What to produce: Tally each line where the word "Services" occurs, then give only the total.

### Input records

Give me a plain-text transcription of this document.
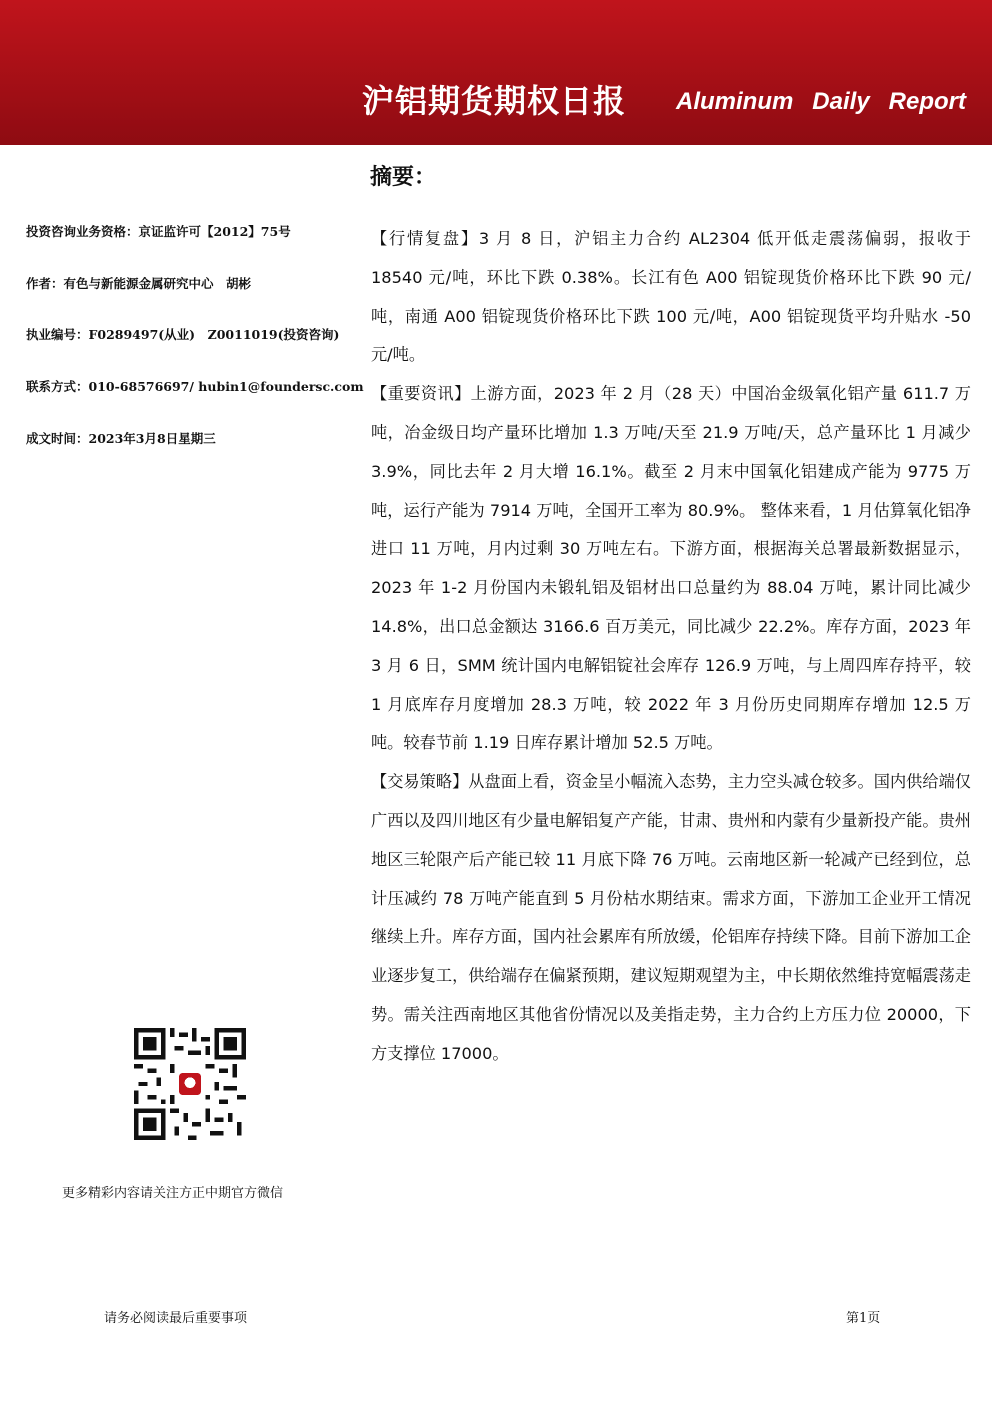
沪铝期货期权日报 Aluminum Daily Report
摘要：
投资咨询业务资格：京证监许可【2012】75号
作者：有色与新能源金属研究中心　胡彬
执业编号：F0289497(从业)　Z0011019(投资咨询)
联系方式：010-68576697/ hubin1@foundersc.com
成文时间：2023年3月8日星期三

【行情复盘】3 月 8 日，沪铝主力合约 AL2304 低开低走震荡偏弱，报收于 18540 元/吨，环比下跌 0.38%。长江有色 A00 铝锭现货价格环比下跌 90 元/吨，南通 A00 铝锭现货价格环比下跌 100 元/吨，A00 铝锭现货平均升贴水 -50 元/吨。

【重要资讯】上游方面，2023 年 2 月（28 天）中国冶金级氧化铝产量 611.7 万吨，冶金级日均产量环比增加 1.3 万吨/天至 21.9 万吨/天，总产量环比 1 月减少 3.9%，同比去年 2 月大增 16.1%。截至 2 月末中国氧化铝建成产能为 9775 万吨，运行产能为 7914 万吨，全国开工率为 80.9%。 整体来看，1 月估算氧化铝净进口 11 万吨，月内过剩 30 万吨左右。下游方面，根据海关总署最新数据显示，2023 年 1-2 月份国内未锻轧铝及铝材出口总量约为 88.04 万吨，累计同比减少 14.8%，出口总金额达 3166.6 百万美元，同比减少 22.2%。库存方面，2023 年 3 月 6 日，SMM 统计国内电解铝锭社会库存 126.9 万吨，与上周四库存持平，较 1 月底库存月度增加 28.3 万吨，较 2022 年 3 月份历史同期库存增加 12.5 万吨。较春节前 1.19 日库存累计增加 52.5 万吨。

【交易策略】从盘面上看，资金呈小幅流入态势，主力空头减仓较多。国内供给端仅广西以及四川地区有少量电解铝复产产能，甘肃、贵州和内蒙有少量新投产能。贵州地区三轮限产后产能已较 11 月底下降 76 万吨。云南地区新一轮减产已经到位，总计压减约 78 万吨产能直到 5 月份枯水期结束。需求方面，下游加工企业开工情况继续上升。库存方面，国内社会累库有所放缓，伦铝库存持续下降。目前下游加工企业逐步复工，供给端存在偏紧预期，建议短期观望为主，中长期依然维持宽幅震荡走势。需关注西南地区其他省份情况以及美指走势，主力合约上方压力位 20000，下方支撑位 17000。

更多精彩内容请关注方正中期官方微信
请务必阅读最后重要事项	第1页
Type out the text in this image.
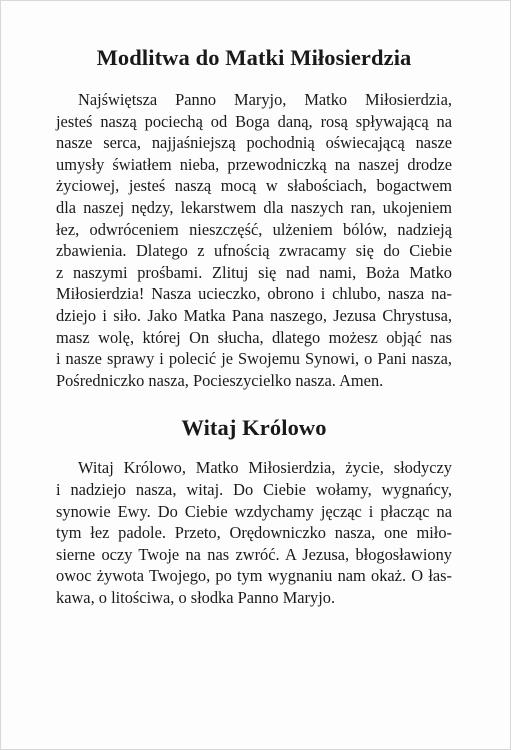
Modlitwa do Matki Miłosierdzia
Najświętsza Panno Maryjo, Matko Miłosierdzia,
jesteś naszą pociechą od Boga daną, rosą spływającą na
nasze serca, najjaśniejszą pochodnią oświecającą nasze
umysły światłem nieba, przewodniczką na naszej drodze
życiowej, jesteś naszą mocą w słabościach, bogactwem
dla naszej nędzy, lekarstwem dla naszych ran, ukojeniem
łez, odwróceniem nieszczęść, ulżeniem bólów, nadzieją
zbawienia. Dlatego z ufnością zwracamy się do Ciebie
z naszymi prośbami. Zlituj się nad nami, Boża Matko
Miłosierdzia! Nasza ucieczko, obrono i chlubo, nasza na-
dziejo i siło. Jako Matka Pana naszego, Jezusa Chrystusa,
masz wolę, której On słucha, dlatego możesz objąć nas
i nasze sprawy i polecić je Swojemu Synowi, o Pani nasza,
Pośredniczko nasza, Pocieszycielko nasza. Amen.
Witaj Królowo
Witaj Królowo, Matko Miłosierdzia, życie, słodyczy
i nadziejo nasza, witaj. Do Ciebie wołamy, wygnańcy,
synowie Ewy. Do Ciebie wzdychamy jęcząc i płacząc na
tym łez padole. Przeto, Orędowniczko nasza, one miło-
sierne oczy Twoje na nas zwróć. A Jezusa, błogosławiony
owoc żywota Twojego, po tym wygnaniu nam okaż. O łas-
kawa, o litościwa, o słodka Panno Maryjo.
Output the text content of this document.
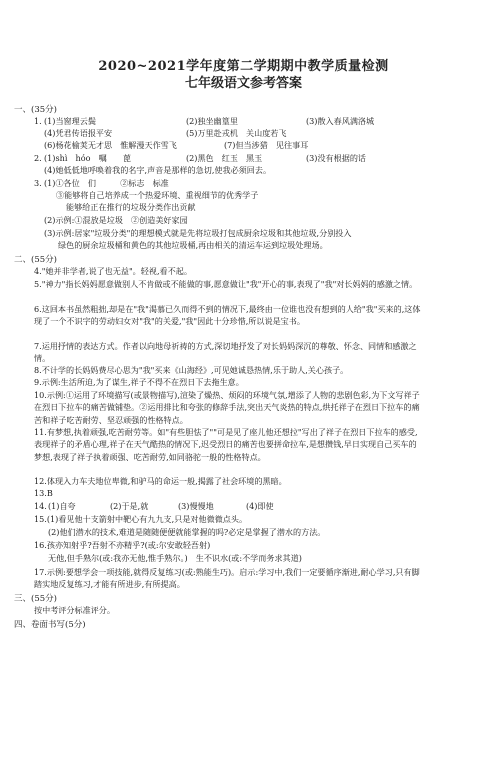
2020~2021学年度第二学期期中教学质量检测
七年级语文参考答案
一、(35分)
1. (1)当窗理云鬓	(2)独坐幽篁里	(3)散入春风满洛城
(4)凭君传语报平安	(5)万里赴戎机　关山度若飞
(6)杨花榆荚无才思　惟解漫天作雪飞	(7)但当涉猎　见往事耳
2. (1)shì　hóo　嘱　　蓖	(2)黑色　红玉　黑玉	(3)没有根据的话
(4)她低低地呼唤着我的名字,声音是那样的急切,使我必须回去。
3. (1)①各位　们　　　②标志　标准
③能够将自己培养成一个热爱环境、重视细节的优秀学子
能够给正在推行的垃圾分类作出贡献
(2)示例:①混放是垃圾　②创造美好家园
(3)示例:居家"垃圾分类"的理想模式就是先将垃圾打包成厨余垃圾和其他垃圾,分别投入
绿色的厨余垃圾桶和黄色的其他垃圾桶,再由相关的清运车运到垃圾处理场。
二、(55分)
4."她并非学者,说了也无益"。轻视,看不起。
5."神力"指长妈妈愿意做别人不肯做或不能做的事,愿意做让"我"开心的事,表现了"我"对长妈妈的感激之情。
6.这回本书虽然粗拙,却是在"我"渴慕已久而得不到的情况下,最终由一位谁也没有想到的人给"我"买来的,这体现了一个不识字的劳动妇女对"我"的关爱,"我"因此十分珍惜,所以说是宝书。
7.运用抒情的表达方式。作者以向地母祈祷的方式,深切地抒发了对长妈妈深沉的尊敬、怀念、同情和感激之情。
8.不计学的长妈妈费尽心思为"我"买来《山海经》,可见她诚恳热情,乐于助人,关心孩子。
9.示例:生活所迫,为了谋生,祥子不得不在烈日下去拖生意。
10.示例:①运用了环境描写(或景物描写),渲染了燥热、烦闷的环境气氛,增添了人物的悲剧色彩,为下文写祥子在烈日下拉车的痛苦做铺垫。②运用排比和夸张的修辞手法,突出天气炎热的特点,烘托祥子在烈日下拉车的痛苦和祥子吃苦耐劳、坚忍顽强的性格特点。
11.有梦想,执着顽强,吃苦耐劳等。如"有些胆怯了""可是见了座儿他还想拉"写出了祥子在烈日下拉车的感受,表现祥子的矛盾心理,祥子在天气酷热的情况下,迟受烈日的痛苦也要拼命拉车,是想攒钱,早日实现自己买车的梦想,表现了祥子执着顽强、吃苦耐劳,如同骆驼一般的性格特点。
12.体现入力车夫地位卑微,和驴马的命运一般,揭露了社会环境的黑暗。
13.B
14. (1)自夸	(2)于是,就	(3)慢慢地	(4)即使
15.(1)看见他十支箭射中靶心有九九支,只是对他微微点头。
(2)他们潜水的技术,难道是随随便便就能掌握的吗?必定是掌握了潜水的方法。
16.孩亦知射乎?吾射不亦精乎?(或:尔安敢轻吾射)
无他,但手熟尔(或:我亦无他,惟手熟尔。)　生不识水(或:不学而务求其道)
17.示例:要想学会一项技能,就得反复练习(或:熟能生巧)。启示:学习中,我们一定要循序渐进,耐心学习,只有脚踏实地反复练习,才能有所进步,有所提高。
三、(55分)
按中考评分标准评分。
四、卷面书写(5分)
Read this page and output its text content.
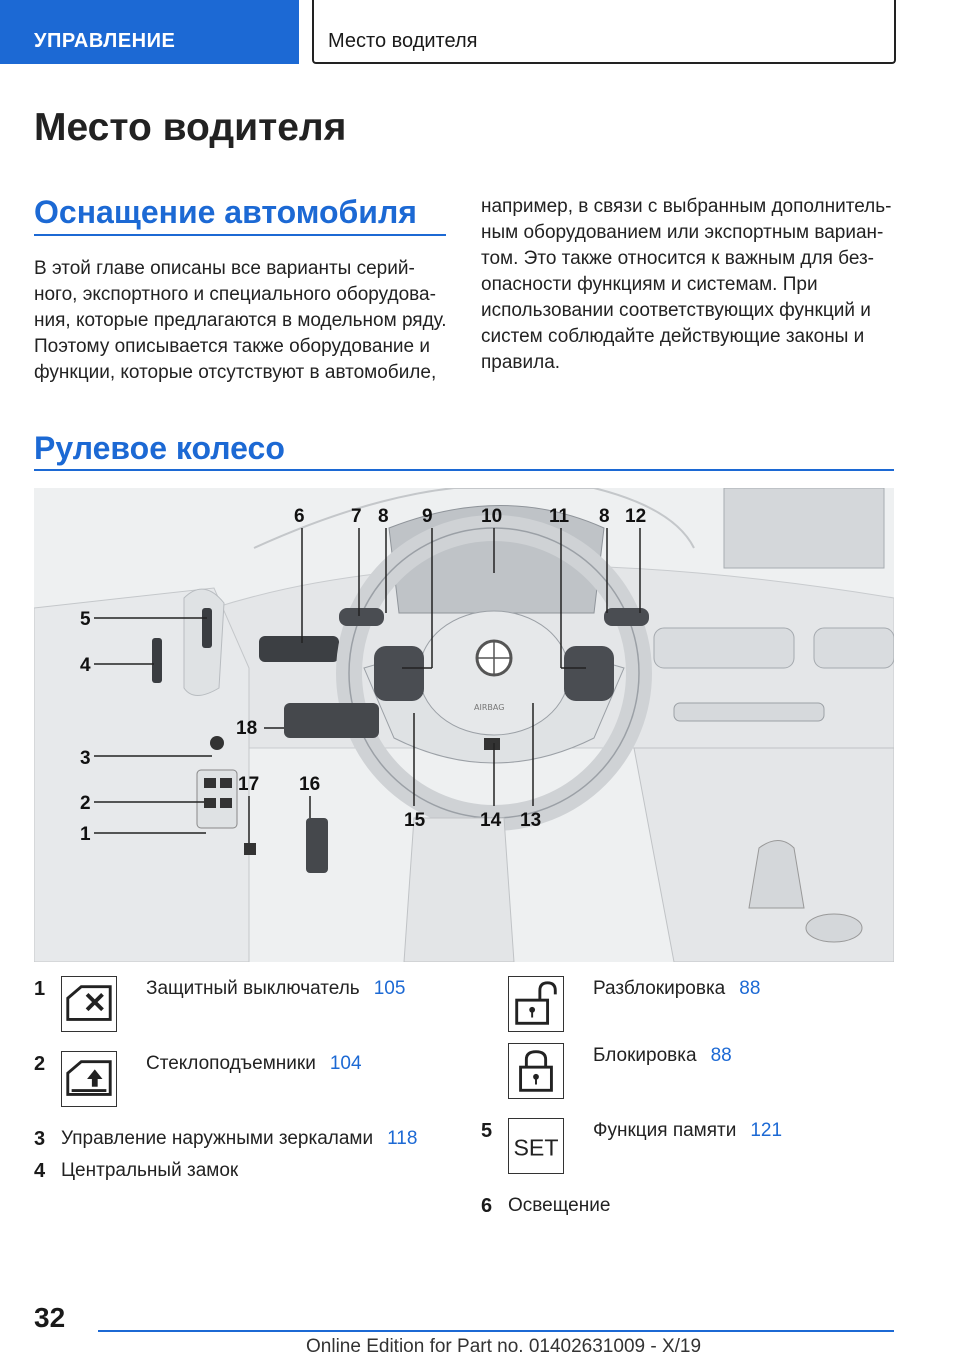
УПРАВЛЕНИЕ	Место водителя
Место водителя
Оснащение автомобиля
В этой главе описаны все варианты серий-
ного, экспортного и специального оборудова-
ния, которые предлагаются в модельном ряду.
Поэтому описывается также оборудование и
функции, которые отсутствуют в автомобиле,
например, в связи с выбранным дополнитель-
ным оборудованием или экспортным вариан-
том. Это также относится к важным для без-
опасности функциям и системам. При
использовании соответствующих функций и
систем соблюдайте действующие законы и
правила.
Рулевое колесо
AIRBAG
1
2
3
4
5
6 7 8 9	10 11 8 12
13
14
15
16
17
18
1	Защитный выключатель 105
2	Стеклоподъемники 104
3 Управление наружными зеркалами 118
4 Центральный замок
Разблокировка 88
Блокировка 88
5
SET
Функция памяти 121
6 Освещение
32
Online Edition for Part no. 01402631009 - X/19
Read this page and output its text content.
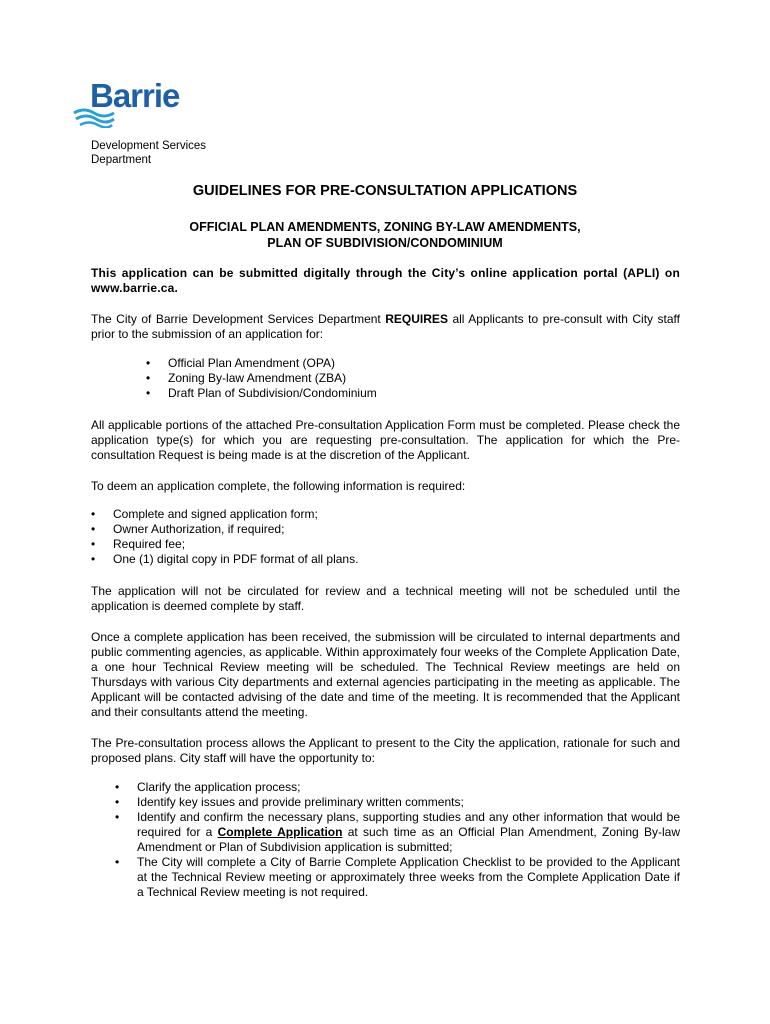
Barrie
Development Services
Department
GUIDELINES FOR PRE-CONSULTATION APPLICATIONS
OFFICIAL PLAN AMENDMENTS, ZONING BY-LAW AMENDMENTS,
PLAN OF SUBDIVISION/CONDOMINIUM

This application can be submitted digitally through the City’s online application portal (APLI) on www.barrie.ca.

The City of Barrie Development Services Department REQUIRES all Applicants to pre-consult with City staff prior to the submission of an application for:

• Official Plan Amendment (OPA)
• Zoning By-law Amendment (ZBA)
• Draft Plan of Subdivision/Condominium

All applicable portions of the attached Pre-consultation Application Form must be completed. Please check the application type(s) for which you are requesting pre-consultation. The application for which the Pre-consultation Request is being made is at the discretion of the Applicant.

To deem an application complete, the following information is required:

• Complete and signed application form;
• Owner Authorization, if required;
• Required fee;
• One (1) digital copy in PDF format of all plans.

The application will not be circulated for review and a technical meeting will not be scheduled until the application is deemed complete by staff.

Once a complete application has been received, the submission will be circulated to internal departments and public commenting agencies, as applicable. Within approximately four weeks of the Complete Application Date, a one hour Technical Review meeting will be scheduled. The Technical Review meetings are held on Thursdays with various City departments and external agencies participating in the meeting as applicable. The Applicant will be contacted advising of the date and time of the meeting. It is recommended that the Applicant and their consultants attend the meeting.

The Pre-consultation process allows the Applicant to present to the City the application, rationale for such and proposed plans. City staff will have the opportunity to:

• Clarify the application process;
• Identify key issues and provide preliminary written comments;
• Identify and confirm the necessary plans, supporting studies and any other information that would be required for a Complete Application at such time as an Official Plan Amendment, Zoning By-law Amendment or Plan of Subdivision application is submitted;
• The City will complete a City of Barrie Complete Application Checklist to be provided to the Applicant at the Technical Review meeting or approximately three weeks from the Complete Application Date if a Technical Review meeting is not required.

######

Written response: 2